Check each line of the records for "Examined"; collect those that have it.

Stored data
**********

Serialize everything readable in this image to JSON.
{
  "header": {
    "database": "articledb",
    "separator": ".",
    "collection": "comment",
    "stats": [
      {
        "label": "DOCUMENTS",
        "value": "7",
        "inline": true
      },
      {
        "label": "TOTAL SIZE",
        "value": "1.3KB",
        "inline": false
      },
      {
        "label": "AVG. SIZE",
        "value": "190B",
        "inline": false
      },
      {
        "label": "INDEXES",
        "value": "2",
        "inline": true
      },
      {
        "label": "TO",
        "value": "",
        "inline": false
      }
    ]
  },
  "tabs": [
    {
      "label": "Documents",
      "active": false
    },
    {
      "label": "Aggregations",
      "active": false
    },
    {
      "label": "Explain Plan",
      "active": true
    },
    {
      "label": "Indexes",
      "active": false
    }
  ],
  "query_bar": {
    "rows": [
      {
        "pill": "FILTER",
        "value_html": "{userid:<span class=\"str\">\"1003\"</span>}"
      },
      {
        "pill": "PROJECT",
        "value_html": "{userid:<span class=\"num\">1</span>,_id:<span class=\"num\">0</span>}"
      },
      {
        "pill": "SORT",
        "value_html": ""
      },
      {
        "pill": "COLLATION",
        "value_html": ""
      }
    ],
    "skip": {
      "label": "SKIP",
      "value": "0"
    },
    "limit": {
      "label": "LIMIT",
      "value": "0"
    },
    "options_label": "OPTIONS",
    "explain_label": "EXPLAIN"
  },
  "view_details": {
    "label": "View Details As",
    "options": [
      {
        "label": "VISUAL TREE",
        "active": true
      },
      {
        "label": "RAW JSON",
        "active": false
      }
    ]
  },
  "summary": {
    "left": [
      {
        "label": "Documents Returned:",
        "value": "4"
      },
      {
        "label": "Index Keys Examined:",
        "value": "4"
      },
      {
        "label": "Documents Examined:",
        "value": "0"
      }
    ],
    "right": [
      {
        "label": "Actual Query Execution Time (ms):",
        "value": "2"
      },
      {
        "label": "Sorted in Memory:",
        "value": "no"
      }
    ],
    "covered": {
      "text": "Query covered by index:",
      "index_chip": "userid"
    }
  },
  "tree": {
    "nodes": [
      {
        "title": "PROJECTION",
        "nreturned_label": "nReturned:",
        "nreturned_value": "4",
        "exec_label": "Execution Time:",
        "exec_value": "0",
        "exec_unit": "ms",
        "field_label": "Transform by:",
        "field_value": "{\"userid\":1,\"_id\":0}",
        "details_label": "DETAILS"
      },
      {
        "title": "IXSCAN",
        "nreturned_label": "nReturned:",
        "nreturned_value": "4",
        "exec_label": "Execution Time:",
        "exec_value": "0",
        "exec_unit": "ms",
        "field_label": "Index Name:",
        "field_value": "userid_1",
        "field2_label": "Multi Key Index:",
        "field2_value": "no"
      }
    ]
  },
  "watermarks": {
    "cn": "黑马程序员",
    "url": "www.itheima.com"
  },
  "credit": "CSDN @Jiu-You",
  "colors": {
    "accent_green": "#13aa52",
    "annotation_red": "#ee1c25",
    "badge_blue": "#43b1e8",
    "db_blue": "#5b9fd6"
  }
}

**********

#### [Final result]
        "label": "Index Keys Examined:",
        "label": "Documents Examined:",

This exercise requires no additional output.